++++ Exercise inputs ++++

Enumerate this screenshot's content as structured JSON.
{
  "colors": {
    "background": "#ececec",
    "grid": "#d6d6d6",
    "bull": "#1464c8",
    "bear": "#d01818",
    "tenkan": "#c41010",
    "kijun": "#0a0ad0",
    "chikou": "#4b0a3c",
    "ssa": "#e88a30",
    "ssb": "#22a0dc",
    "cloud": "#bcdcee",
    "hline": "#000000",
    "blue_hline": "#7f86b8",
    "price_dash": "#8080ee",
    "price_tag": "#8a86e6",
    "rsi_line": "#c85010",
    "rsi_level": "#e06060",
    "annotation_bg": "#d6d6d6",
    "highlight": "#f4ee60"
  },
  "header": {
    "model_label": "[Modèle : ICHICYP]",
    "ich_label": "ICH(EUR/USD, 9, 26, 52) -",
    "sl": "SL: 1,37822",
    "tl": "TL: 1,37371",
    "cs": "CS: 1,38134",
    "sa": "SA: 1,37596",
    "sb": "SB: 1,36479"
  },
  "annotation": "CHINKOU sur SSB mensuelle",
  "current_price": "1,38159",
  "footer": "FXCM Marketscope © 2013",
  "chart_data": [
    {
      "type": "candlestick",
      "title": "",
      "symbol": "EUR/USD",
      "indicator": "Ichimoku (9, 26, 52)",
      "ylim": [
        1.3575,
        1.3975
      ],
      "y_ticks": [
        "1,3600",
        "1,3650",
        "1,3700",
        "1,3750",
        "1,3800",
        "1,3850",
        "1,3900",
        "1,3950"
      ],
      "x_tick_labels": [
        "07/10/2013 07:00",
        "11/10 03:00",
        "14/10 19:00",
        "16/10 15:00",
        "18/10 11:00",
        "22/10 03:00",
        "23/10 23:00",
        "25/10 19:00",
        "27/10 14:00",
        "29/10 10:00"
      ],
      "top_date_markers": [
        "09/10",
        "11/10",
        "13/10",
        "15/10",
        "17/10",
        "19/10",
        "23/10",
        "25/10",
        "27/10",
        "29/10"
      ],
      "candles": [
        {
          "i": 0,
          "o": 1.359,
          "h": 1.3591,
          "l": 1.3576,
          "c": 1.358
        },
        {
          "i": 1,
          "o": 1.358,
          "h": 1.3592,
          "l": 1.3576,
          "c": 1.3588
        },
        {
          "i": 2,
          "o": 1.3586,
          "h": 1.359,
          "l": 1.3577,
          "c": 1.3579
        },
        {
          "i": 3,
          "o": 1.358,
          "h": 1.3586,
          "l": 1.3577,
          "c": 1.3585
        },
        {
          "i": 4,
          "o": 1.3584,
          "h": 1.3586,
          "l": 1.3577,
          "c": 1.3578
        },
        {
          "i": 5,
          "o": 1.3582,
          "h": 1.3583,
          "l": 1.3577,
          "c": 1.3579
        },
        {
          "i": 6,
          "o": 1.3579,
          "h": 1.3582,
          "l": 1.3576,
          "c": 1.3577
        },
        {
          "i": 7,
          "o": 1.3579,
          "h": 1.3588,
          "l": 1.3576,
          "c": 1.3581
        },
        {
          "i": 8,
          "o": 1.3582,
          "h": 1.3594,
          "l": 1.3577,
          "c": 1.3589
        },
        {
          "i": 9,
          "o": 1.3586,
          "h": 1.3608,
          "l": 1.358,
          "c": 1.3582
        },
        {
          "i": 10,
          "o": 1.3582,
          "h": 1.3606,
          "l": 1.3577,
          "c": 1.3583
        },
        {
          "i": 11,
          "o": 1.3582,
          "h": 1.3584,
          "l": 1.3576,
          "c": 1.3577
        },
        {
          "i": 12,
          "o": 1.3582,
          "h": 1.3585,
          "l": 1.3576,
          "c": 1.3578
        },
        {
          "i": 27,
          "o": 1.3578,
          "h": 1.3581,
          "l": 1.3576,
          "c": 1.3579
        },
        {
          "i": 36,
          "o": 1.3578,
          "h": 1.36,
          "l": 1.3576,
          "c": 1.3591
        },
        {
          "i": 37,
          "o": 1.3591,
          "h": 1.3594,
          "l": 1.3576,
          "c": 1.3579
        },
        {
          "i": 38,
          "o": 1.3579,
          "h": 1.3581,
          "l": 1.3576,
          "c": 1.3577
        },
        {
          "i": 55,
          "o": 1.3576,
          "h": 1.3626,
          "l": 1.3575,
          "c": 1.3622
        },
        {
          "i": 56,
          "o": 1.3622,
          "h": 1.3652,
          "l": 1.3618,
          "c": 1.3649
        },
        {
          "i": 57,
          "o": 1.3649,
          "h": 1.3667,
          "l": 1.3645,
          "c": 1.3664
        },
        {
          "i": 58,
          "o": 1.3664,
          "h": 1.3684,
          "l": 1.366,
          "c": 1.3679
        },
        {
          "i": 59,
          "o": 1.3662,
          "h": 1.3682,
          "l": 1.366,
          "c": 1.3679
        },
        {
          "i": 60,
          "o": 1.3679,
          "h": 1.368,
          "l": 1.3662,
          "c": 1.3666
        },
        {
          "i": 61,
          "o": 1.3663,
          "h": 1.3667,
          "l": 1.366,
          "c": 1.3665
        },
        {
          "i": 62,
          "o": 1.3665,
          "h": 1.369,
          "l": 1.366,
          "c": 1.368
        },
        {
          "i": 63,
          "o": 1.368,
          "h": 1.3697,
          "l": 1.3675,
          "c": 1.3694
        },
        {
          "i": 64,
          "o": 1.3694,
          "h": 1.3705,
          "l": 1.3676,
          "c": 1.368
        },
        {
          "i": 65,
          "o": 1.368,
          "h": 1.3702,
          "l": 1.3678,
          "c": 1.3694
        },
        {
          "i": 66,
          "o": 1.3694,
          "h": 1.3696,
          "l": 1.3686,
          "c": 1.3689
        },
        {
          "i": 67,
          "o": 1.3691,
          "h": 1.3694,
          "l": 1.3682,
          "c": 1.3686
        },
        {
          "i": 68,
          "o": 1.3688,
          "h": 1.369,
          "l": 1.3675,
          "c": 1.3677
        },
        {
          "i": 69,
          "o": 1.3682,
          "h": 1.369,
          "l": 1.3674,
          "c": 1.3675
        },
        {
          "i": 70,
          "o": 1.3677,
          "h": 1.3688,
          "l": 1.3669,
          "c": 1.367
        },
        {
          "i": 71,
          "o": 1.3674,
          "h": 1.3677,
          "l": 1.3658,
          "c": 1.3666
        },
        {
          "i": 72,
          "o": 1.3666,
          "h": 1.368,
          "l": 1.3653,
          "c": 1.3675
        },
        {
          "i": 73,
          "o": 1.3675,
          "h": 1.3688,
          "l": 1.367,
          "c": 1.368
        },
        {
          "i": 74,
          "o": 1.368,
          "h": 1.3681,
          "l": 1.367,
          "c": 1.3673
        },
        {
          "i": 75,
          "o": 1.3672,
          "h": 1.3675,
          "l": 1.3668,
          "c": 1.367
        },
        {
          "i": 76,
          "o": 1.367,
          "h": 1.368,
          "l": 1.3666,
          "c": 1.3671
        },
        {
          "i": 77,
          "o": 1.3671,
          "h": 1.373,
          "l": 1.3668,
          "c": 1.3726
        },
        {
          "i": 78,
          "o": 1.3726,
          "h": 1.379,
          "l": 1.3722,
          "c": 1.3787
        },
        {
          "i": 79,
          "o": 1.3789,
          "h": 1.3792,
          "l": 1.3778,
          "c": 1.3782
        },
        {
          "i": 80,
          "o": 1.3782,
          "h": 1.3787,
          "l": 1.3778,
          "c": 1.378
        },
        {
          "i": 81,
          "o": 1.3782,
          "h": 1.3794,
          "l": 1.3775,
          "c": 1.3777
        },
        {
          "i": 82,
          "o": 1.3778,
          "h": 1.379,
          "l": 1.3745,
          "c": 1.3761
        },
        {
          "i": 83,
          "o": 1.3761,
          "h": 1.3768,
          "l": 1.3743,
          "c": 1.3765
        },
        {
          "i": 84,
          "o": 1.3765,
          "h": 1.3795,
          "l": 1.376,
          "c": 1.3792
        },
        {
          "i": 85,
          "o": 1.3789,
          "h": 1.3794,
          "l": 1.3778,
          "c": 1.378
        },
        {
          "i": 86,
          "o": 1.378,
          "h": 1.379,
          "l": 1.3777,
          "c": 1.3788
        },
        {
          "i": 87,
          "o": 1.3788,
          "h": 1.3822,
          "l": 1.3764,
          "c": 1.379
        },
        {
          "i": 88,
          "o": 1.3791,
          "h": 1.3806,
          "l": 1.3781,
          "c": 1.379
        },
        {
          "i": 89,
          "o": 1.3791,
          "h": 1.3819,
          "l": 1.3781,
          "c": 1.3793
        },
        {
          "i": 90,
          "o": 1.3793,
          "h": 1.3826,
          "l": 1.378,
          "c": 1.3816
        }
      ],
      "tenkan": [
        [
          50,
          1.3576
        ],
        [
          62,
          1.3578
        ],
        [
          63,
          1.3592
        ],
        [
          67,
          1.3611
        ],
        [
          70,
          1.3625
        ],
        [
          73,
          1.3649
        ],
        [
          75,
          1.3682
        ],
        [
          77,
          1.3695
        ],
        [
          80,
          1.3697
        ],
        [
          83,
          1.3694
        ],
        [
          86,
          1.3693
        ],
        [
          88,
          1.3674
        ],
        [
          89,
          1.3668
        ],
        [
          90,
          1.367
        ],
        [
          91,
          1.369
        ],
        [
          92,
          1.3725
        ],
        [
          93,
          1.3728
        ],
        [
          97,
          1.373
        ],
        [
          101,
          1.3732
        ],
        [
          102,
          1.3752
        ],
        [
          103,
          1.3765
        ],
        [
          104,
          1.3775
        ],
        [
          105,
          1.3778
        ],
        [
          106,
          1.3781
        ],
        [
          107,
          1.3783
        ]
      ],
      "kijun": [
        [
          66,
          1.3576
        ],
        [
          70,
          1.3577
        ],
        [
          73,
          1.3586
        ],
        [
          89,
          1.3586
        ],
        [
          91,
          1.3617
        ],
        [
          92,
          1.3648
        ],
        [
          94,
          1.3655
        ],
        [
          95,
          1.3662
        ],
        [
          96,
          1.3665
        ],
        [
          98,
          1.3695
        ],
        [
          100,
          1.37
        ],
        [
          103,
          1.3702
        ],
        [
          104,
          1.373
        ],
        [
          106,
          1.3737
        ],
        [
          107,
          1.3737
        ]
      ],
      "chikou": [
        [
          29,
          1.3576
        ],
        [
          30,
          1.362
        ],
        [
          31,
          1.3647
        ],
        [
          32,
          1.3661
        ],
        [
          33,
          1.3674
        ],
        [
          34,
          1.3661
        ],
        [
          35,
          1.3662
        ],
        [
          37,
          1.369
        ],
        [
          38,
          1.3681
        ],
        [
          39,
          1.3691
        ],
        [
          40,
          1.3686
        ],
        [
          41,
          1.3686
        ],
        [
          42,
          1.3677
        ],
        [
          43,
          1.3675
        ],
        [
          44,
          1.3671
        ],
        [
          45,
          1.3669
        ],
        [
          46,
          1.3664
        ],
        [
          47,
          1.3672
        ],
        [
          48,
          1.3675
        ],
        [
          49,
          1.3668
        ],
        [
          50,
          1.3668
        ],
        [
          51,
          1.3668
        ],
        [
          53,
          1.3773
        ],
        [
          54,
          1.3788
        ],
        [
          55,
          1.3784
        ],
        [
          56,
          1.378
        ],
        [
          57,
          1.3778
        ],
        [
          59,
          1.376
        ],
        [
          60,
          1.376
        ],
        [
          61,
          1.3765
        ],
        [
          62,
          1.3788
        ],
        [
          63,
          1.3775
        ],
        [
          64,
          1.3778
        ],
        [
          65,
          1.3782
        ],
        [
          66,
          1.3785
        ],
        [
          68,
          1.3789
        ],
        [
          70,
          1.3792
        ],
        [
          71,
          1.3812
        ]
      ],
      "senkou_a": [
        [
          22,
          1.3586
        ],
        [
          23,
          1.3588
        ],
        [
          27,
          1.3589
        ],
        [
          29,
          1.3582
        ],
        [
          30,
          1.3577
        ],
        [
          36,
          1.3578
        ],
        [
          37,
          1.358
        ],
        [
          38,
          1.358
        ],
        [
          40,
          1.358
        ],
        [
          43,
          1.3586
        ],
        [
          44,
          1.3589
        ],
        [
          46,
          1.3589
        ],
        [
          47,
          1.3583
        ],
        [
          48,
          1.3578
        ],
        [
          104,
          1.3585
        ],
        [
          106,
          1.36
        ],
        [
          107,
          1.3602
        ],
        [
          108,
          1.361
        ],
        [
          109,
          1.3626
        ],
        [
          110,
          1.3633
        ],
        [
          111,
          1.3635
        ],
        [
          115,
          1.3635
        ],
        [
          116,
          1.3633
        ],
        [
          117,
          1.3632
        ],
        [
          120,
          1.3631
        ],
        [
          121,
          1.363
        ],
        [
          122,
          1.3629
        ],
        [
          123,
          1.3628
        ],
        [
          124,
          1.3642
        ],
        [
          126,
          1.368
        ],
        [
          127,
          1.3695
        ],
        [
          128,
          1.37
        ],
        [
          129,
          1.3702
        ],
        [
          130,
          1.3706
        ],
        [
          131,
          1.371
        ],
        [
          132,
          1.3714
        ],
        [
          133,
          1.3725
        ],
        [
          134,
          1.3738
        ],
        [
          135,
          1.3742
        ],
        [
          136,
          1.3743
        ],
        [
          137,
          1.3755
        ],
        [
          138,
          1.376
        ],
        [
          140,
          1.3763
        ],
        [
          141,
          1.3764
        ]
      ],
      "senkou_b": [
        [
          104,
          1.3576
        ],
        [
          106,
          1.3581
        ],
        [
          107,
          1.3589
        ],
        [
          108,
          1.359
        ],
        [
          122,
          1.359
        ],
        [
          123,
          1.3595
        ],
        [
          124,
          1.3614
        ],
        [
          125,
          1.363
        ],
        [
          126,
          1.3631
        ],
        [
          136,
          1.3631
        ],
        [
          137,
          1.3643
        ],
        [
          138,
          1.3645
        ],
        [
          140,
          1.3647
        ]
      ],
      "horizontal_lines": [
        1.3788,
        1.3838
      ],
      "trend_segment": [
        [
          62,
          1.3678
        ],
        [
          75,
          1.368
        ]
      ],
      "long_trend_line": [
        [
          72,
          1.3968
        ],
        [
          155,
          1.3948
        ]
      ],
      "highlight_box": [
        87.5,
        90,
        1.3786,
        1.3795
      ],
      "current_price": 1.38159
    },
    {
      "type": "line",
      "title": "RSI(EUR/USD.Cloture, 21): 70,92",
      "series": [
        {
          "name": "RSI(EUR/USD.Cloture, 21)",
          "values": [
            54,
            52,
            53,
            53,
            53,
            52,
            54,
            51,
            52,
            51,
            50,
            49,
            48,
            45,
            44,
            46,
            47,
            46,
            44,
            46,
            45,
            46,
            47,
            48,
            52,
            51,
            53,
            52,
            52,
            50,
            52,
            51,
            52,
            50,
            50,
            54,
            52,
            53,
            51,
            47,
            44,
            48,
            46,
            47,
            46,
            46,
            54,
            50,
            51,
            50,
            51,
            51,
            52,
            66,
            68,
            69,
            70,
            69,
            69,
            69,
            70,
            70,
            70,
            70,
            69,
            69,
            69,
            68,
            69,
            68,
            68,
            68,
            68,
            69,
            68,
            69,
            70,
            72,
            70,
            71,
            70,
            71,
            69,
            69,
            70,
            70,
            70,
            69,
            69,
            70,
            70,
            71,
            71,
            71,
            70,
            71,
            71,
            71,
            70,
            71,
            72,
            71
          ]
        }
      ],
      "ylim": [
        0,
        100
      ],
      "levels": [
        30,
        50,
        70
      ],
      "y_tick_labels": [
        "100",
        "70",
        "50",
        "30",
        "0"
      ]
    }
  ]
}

++++

Exercise requirements:
Find every line that includes the string "Cloture". Report how many there are and nothing else.

Result of this task:
2